[Extracted data entries]
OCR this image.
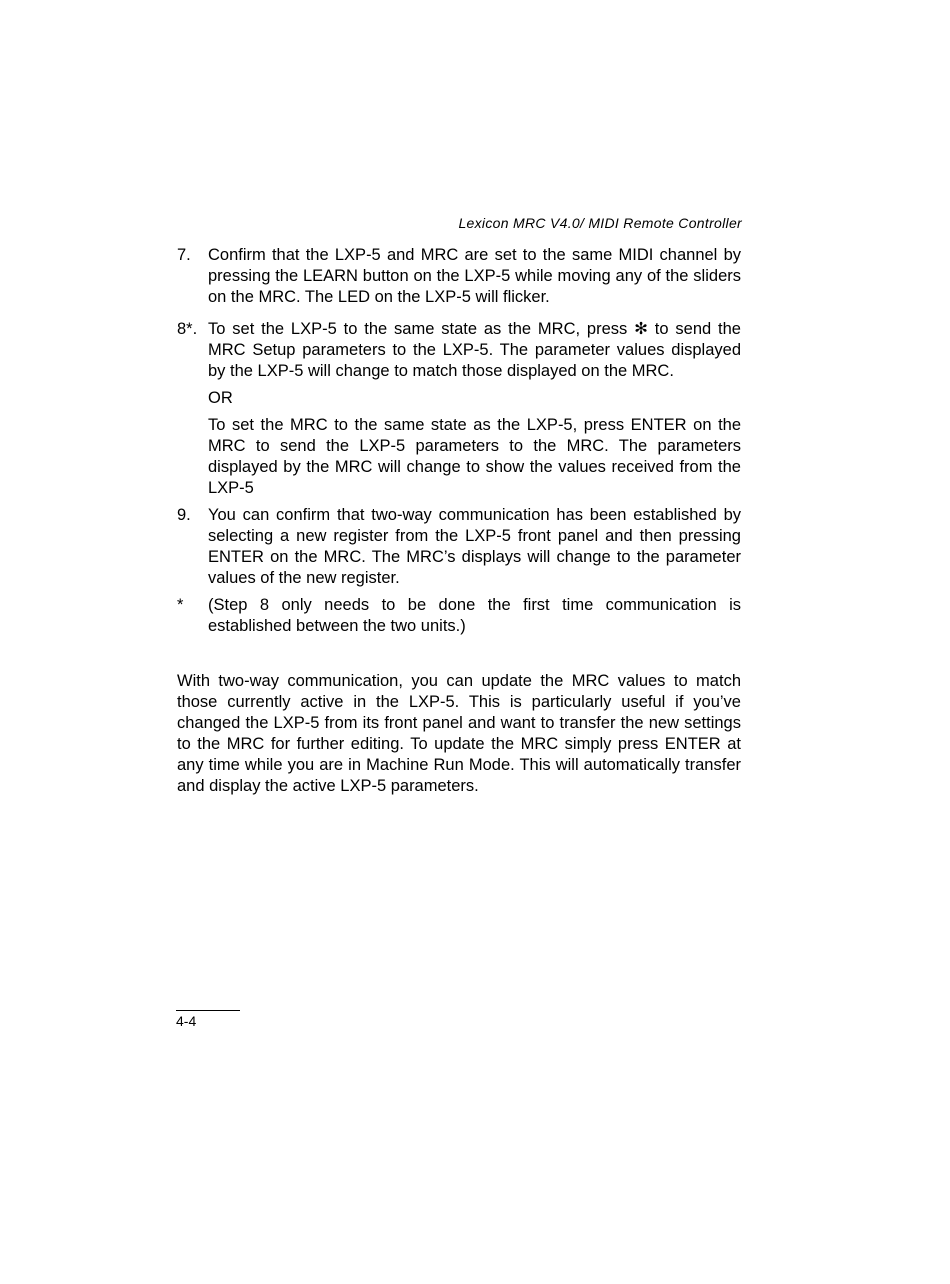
Lexicon MRC V4.0/ MIDI Remote Controller
7.	Confirm that the LXP-5 and MRC are set to the same MIDI channel by pressing the LEARN button on the LXP-5 while moving any of the sliders on the MRC. The LED on the LXP-5 will flicker.

8*. To set the LXP-5 to the same state as the MRC, press ✻ to send the MRC Setup parameters to the LXP-5. The parameter values displayed by the LXP-5 will change to match those displayed on the MRC.

OR

To set the MRC to the same state as the LXP-5, press ENTER on the MRC to send the LXP-5 parameters to the MRC. The parameters displayed by the MRC will change to show the values received from the LXP-5

9.	You can confirm that two-way communication has been established by selecting a new register from the LXP-5 front panel and then pressing ENTER on the MRC. The MRC’s displays will change to the parameter values of the new register.

*	(Step 8 only needs to be done the first time communication is established between the two units.)

With two-way communication, you can update the MRC values to match those currently active in the LXP-5. This is particularly useful if you’ve changed the LXP-5 from its front panel and want to transfer the new settings to the MRC for further editing. To update the MRC simply press ENTER at any time while you are in Machine Run Mode. This will automatically transfer and display the active LXP-5 parameters.

4-4
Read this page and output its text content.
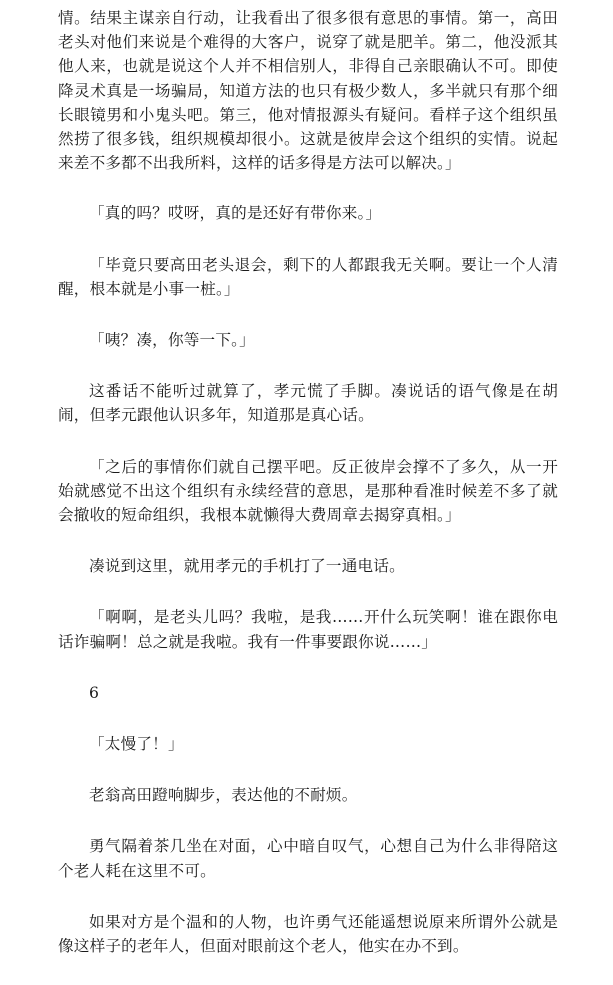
情。结果主谋亲自行动，让我看出了很多很有意思的事情。第一，高田老头对他们来说是个难得的大客户，说穿了就是肥羊。第二，他没派其他人来，也就是说这个人并不相信别人，非得自己亲眼确认不可。即使降灵术真是一场骗局，知道方法的也只有极少数人，多半就只有那个细长眼镜男和小鬼头吧。第三，他对情报源头有疑问。看样子这个组织虽然捞了很多钱，组织规模却很小。这就是彼岸会这个组织的实情。说起来差不多都不出我所料，这样的话多得是方法可以解决。」

「真的吗？哎呀，真的是还好有带你来。」

「毕竟只要高田老头退会，剩下的人都跟我无关啊。要让一个人清醒，根本就是小事一桩。」

「咦？凑，你等一下。」

这番话不能听过就算了，孝元慌了手脚。凑说话的语气像是在胡闹，但孝元跟他认识多年，知道那是真心话。

「之后的事情你们就自己摆平吧。反正彼岸会撑不了多久，从一开始就感觉不出这个组织有永续经营的意思，是那种看准时候差不多了就会撤收的短命组织，我根本就懒得大费周章去揭穿真相。」

凑说到这里，就用孝元的手机打了一通电话。

「啊啊，是老头儿吗？我啦，是我……开什么玩笑啊！谁在跟你电话诈骗啊！总之就是我啦。我有一件事要跟你说……」

6

「太慢了！」

老翁高田蹬响脚步，表达他的不耐烦。

勇气隔着茶几坐在对面，心中暗自叹气，心想自己为什么非得陪这个老人耗在这里不可。

如果对方是个温和的人物，也许勇气还能遥想说原来所谓外公就是像这样子的老年人，但面对眼前这个老人，他实在办不到。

WHAT THE TASK ASKS => All records above are to be printed exactly, minus the pictures they contain.

RESPONSE TO THE EXERCISE =>
OCR this image.
Lexicon MRC V4.0/ MIDI Remote Controller
7.	Confirm that the LXP-5 and MRC are set to the same MIDI channel by pressing the LEARN button on the LXP-5 while moving any of the sliders on the MRC. The LED on the LXP-5 will flicker.

8*. To set the LXP-5 to the same state as the MRC, press ✻ to send the MRC Setup parameters to the LXP-5. The parameter values displayed by the LXP-5 will change to match those displayed on the MRC.

OR

To set the MRC to the same state as the LXP-5, press ENTER on the MRC to send the LXP-5 parameters to the MRC. The parameters displayed by the MRC will change to show the values received from the LXP-5

9.	You can confirm that two-way communication has been established by selecting a new register from the LXP-5 front panel and then pressing ENTER on the MRC. The MRC’s displays will change to the parameter values of the new register.

*	(Step 8 only needs to be done the first time communication is established between the two units.)

With two-way communication, you can update the MRC values to match those currently active in the LXP-5. This is particularly useful if you’ve changed the LXP-5 from its front panel and want to transfer the new settings to the MRC for further editing. To update the MRC simply press ENTER at any time while you are in Machine Run Mode. This will automatically transfer and display the active LXP-5 parameters.

4-4
Read this page and output its text content.
情。结果主谋亲自行动，让我看出了很多很有意思的事情。第一，高田老头对他们来说是个难得的大客户，说穿了就是肥羊。第二，他没派其他人来，也就是说这个人并不相信别人，非得自己亲眼确认不可。即使降灵术真是一场骗局，知道方法的也只有极少数人，多半就只有那个细长眼镜男和小鬼头吧。第三，他对情报源头有疑问。看样子这个组织虽然捞了很多钱，组织规模却很小。这就是彼岸会这个组织的实情。说起来差不多都不出我所料，这样的话多得是方法可以解决。」

「真的吗？哎呀，真的是还好有带你来。」

「毕竟只要高田老头退会，剩下的人都跟我无关啊。要让一个人清醒，根本就是小事一桩。」

「咦？凑，你等一下。」

这番话不能听过就算了，孝元慌了手脚。凑说话的语气像是在胡闹，但孝元跟他认识多年，知道那是真心话。

「之后的事情你们就自己摆平吧。反正彼岸会撑不了多久，从一开始就感觉不出这个组织有永续经营的意思，是那种看准时候差不多了就会撤收的短命组织，我根本就懒得大费周章去揭穿真相。」

凑说到这里，就用孝元的手机打了一通电话。

「啊啊，是老头儿吗？我啦，是我……开什么玩笑啊！谁在跟你电话诈骗啊！总之就是我啦。我有一件事要跟你说……」

6

「太慢了！」

老翁高田蹬响脚步，表达他的不耐烦。

勇气隔着茶几坐在对面，心中暗自叹气，心想自己为什么非得陪这个老人耗在这里不可。

如果对方是个温和的人物，也许勇气还能遥想说原来所谓外公就是像这样子的老年人，但面对眼前这个老人，他实在办不到。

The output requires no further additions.